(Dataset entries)
%%
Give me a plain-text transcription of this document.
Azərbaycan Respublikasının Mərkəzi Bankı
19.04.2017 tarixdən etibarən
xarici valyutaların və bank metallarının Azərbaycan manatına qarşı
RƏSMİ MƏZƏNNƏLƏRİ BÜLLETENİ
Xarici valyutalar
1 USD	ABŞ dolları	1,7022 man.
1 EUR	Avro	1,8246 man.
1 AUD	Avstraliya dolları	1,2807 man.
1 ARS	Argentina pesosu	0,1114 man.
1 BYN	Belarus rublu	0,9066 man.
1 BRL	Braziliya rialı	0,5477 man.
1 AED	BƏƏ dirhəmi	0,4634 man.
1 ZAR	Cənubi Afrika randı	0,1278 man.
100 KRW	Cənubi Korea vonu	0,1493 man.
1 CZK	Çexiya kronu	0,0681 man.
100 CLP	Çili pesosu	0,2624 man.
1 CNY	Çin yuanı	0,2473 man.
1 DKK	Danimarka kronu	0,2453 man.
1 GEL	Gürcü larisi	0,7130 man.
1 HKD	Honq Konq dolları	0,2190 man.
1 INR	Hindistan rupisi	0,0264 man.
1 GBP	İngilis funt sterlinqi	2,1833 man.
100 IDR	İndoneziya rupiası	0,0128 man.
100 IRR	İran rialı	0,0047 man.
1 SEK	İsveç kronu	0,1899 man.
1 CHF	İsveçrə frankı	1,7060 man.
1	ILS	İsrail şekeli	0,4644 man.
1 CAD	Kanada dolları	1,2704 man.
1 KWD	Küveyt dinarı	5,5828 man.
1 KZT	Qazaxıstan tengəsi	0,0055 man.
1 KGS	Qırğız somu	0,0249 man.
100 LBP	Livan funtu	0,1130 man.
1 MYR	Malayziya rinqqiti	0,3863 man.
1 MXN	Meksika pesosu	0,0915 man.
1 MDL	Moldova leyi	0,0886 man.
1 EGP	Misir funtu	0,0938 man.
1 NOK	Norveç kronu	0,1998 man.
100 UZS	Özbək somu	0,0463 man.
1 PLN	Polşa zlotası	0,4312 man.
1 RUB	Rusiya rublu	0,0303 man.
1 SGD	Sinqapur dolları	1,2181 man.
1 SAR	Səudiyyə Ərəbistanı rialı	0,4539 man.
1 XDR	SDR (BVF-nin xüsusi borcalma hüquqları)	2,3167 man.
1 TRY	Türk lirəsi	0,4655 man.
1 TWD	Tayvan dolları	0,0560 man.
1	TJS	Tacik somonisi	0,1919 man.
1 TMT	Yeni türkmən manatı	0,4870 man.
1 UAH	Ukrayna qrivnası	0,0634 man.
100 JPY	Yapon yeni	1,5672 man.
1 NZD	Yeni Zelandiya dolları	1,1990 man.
%%
%%
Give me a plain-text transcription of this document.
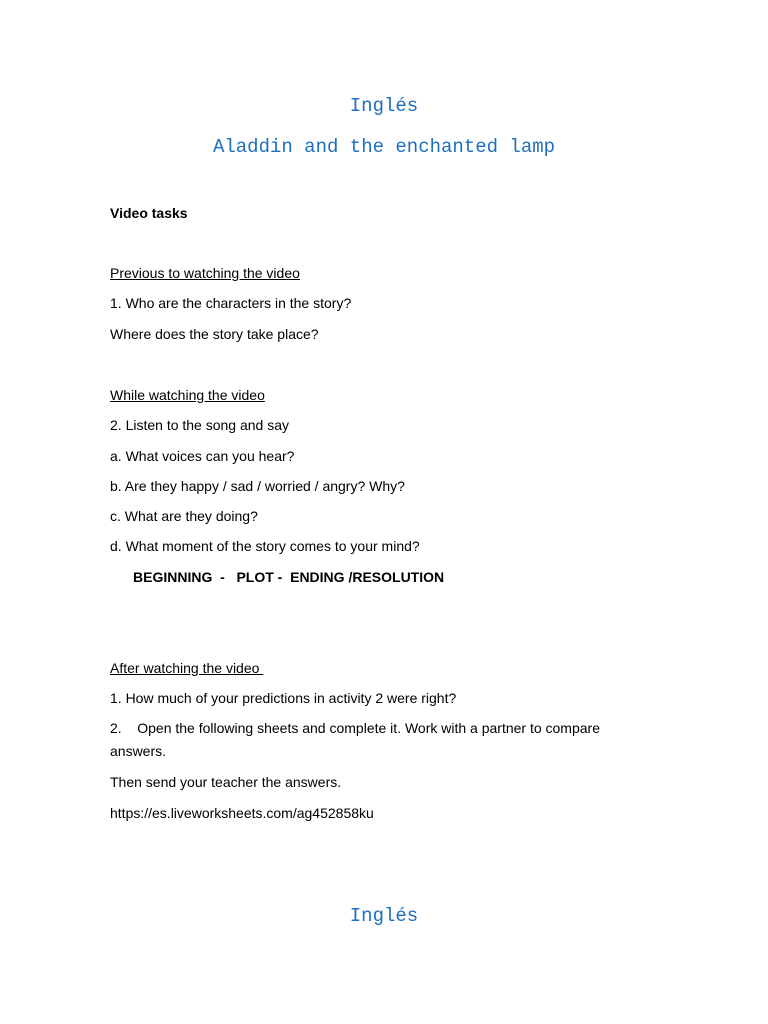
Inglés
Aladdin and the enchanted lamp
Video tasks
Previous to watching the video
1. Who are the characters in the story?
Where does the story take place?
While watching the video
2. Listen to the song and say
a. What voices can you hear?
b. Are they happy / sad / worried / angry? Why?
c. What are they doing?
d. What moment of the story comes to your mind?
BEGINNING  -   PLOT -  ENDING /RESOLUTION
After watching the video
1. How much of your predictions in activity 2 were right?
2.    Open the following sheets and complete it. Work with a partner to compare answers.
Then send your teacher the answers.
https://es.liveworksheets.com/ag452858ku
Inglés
%%
%%
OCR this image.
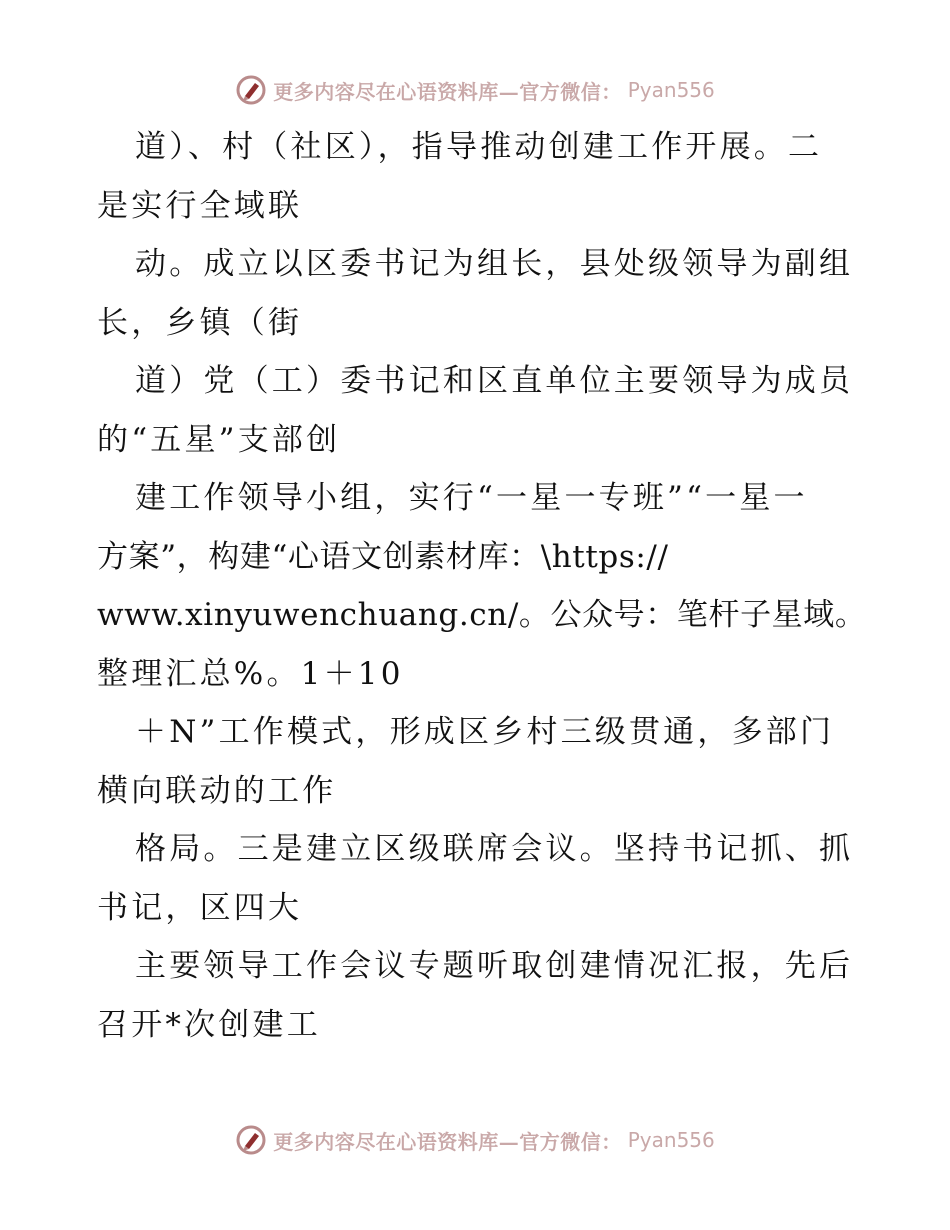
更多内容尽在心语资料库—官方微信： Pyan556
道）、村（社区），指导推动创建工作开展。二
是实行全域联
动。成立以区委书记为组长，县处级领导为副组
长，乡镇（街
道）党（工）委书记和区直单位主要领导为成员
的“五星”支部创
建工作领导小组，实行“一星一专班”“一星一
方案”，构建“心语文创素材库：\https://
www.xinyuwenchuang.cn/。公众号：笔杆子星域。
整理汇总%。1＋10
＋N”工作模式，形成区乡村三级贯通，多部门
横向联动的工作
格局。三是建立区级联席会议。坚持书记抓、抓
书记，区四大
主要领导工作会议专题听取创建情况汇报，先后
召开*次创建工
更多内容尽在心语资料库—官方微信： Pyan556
%%
From the data above, copy each line where the string "dolları" appears.

1 USD	ABŞ dolları	1,7022 man.
1 AUD	Avstraliya dolları	1,2807 man.
1 HKD	Honq Konq dolları	0,2190 man.
1 CAD	Kanada dolları	1,2704 man.
1 SGD	Sinqapur dolları	1,2181 man.
1 TWD	Tayvan dolları	0,0560 man.
1 NZD	Yeni Zelandiya dolları	1,1990 man.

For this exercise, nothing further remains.